## Given request
Restate the material word for word and leave out anything that is a picture.
++++ The input
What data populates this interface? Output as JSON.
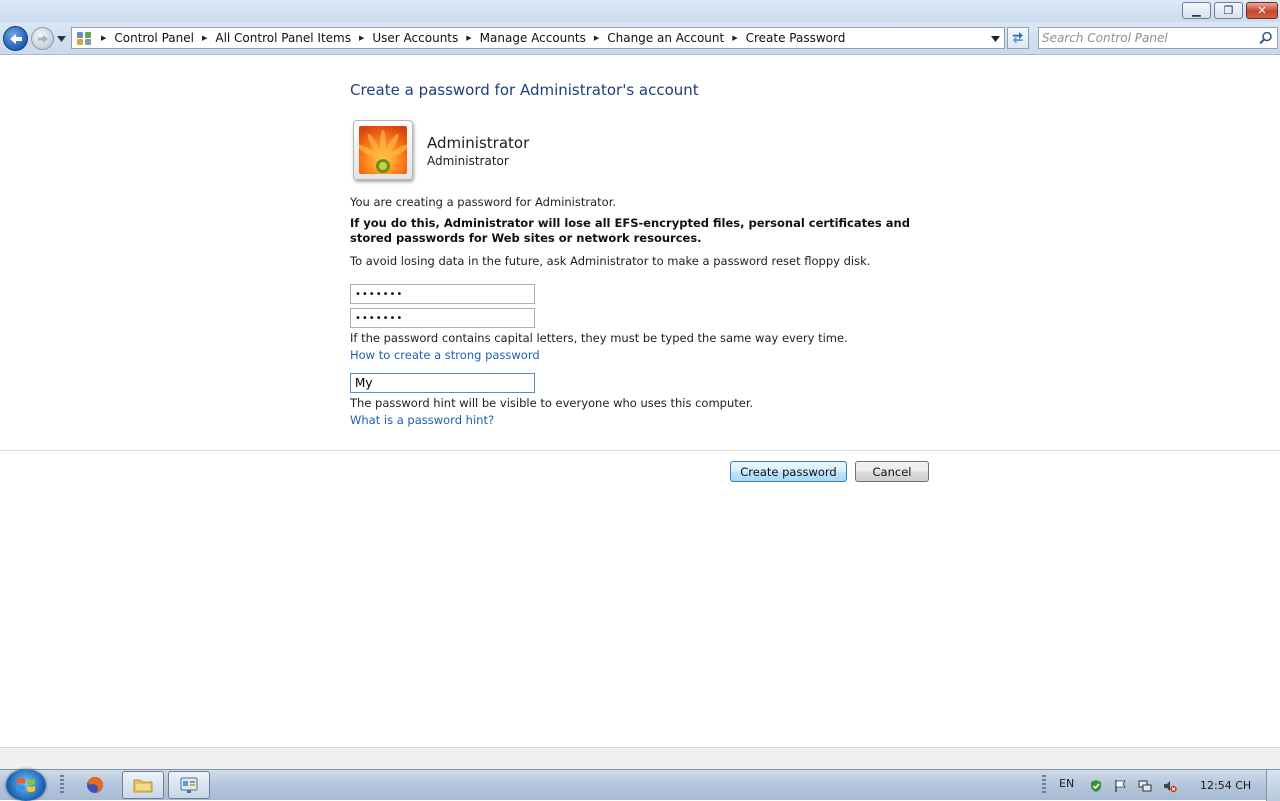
{
  "window": {
    "minimize_glyph": "▁",
    "restore_glyph": "❐",
    "close_glyph": "✕"
  },
  "navigation": {
    "breadcrumbs": [
      "Control Panel",
      "All Control Panel Items",
      "User Accounts",
      "Manage Accounts",
      "Change an Account",
      "Create Password"
    ],
    "search_placeholder": "Search Control Panel",
    "icons": [
      "back-arrow-icon",
      "forward-arrow-icon",
      "control-panel-icon",
      "refresh-icon",
      "search-icon"
    ]
  },
  "page": {
    "title": "Create a password for Administrator's account",
    "account_name": "Administrator",
    "account_type": "Administrator",
    "intro": "You are creating a password for Administrator.",
    "warning": "If you do this, Administrator will lose all EFS-encrypted files, personal certificates and stored passwords for Web sites or network resources.",
    "advice": "To avoid losing data in the future, ask Administrator to make a password reset floppy disk.",
    "new_password_value": "•••••••",
    "confirm_password_value": "•••••••",
    "case_note": "If the password contains capital letters, they must be typed the same way every time.",
    "strong_password_link": "How to create a strong password",
    "hint_value": "My",
    "hint_note": "The password hint will be visible to everyone who uses this computer.",
    "hint_link": "What is a password hint?",
    "create_button": "Create password",
    "cancel_button": "Cancel"
  },
  "taskbar": {
    "language": "EN",
    "clock": "12:54 CH",
    "pinned": [
      "firefox-icon",
      "explorer-folder-icon",
      "control-panel-window-icon"
    ],
    "tray_icons": [
      "action-center-flag-icon",
      "network-icon",
      "volume-muted-icon",
      "security-shield-icon"
    ]
  },
  "colors": {
    "title_blue": "#1e3f7a",
    "link_blue": "#1e5fb4",
    "chrome_blue": "#cad9ec"
  }
}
++++++++
## Output for this exercise
What data populates this interface? Output as JSON.
{
  "window": {
    "minimize_glyph": "▁",
    "restore_glyph": "❐",
    "close_glyph": "✕"
  },
  "navigation": {
    "breadcrumbs": [
      "Control Panel",
      "All Control Panel Items",
      "User Accounts",
      "Manage Accounts",
      "Change an Account",
      "Create Password"
    ],
    "search_placeholder": "Search Control Panel",
    "icons": [
      "back-arrow-icon",
      "forward-arrow-icon",
      "control-panel-icon",
      "refresh-icon",
      "search-icon"
    ]
  },
  "page": {
    "title": "Create a password for Administrator's account",
    "account_name": "Administrator",
    "account_type": "Administrator",
    "intro": "You are creating a password for Administrator.",
    "warning": "If you do this, Administrator will lose all EFS-encrypted files, personal certificates and stored passwords for Web sites or network resources.",
    "advice": "To avoid losing data in the future, ask Administrator to make a password reset floppy disk.",
    "new_password_value": "•••••••",
    "confirm_password_value": "•••••••",
    "case_note": "If the password contains capital letters, they must be typed the same way every time.",
    "strong_password_link": "How to create a strong password",
    "hint_value": "My",
    "hint_note": "The password hint will be visible to everyone who uses this computer.",
    "hint_link": "What is a password hint?",
    "create_button": "Create password",
    "cancel_button": "Cancel"
  },
  "taskbar": {
    "language": "EN",
    "clock": "12:54 CH",
    "pinned": [
      "firefox-icon",
      "explorer-folder-icon",
      "control-panel-window-icon"
    ],
    "tray_icons": [
      "action-center-flag-icon",
      "network-icon",
      "volume-muted-icon",
      "security-shield-icon"
    ]
  },
  "colors": {
    "title_blue": "#1e3f7a",
    "link_blue": "#1e5fb4",
    "chrome_blue": "#cad9ec"
  }
}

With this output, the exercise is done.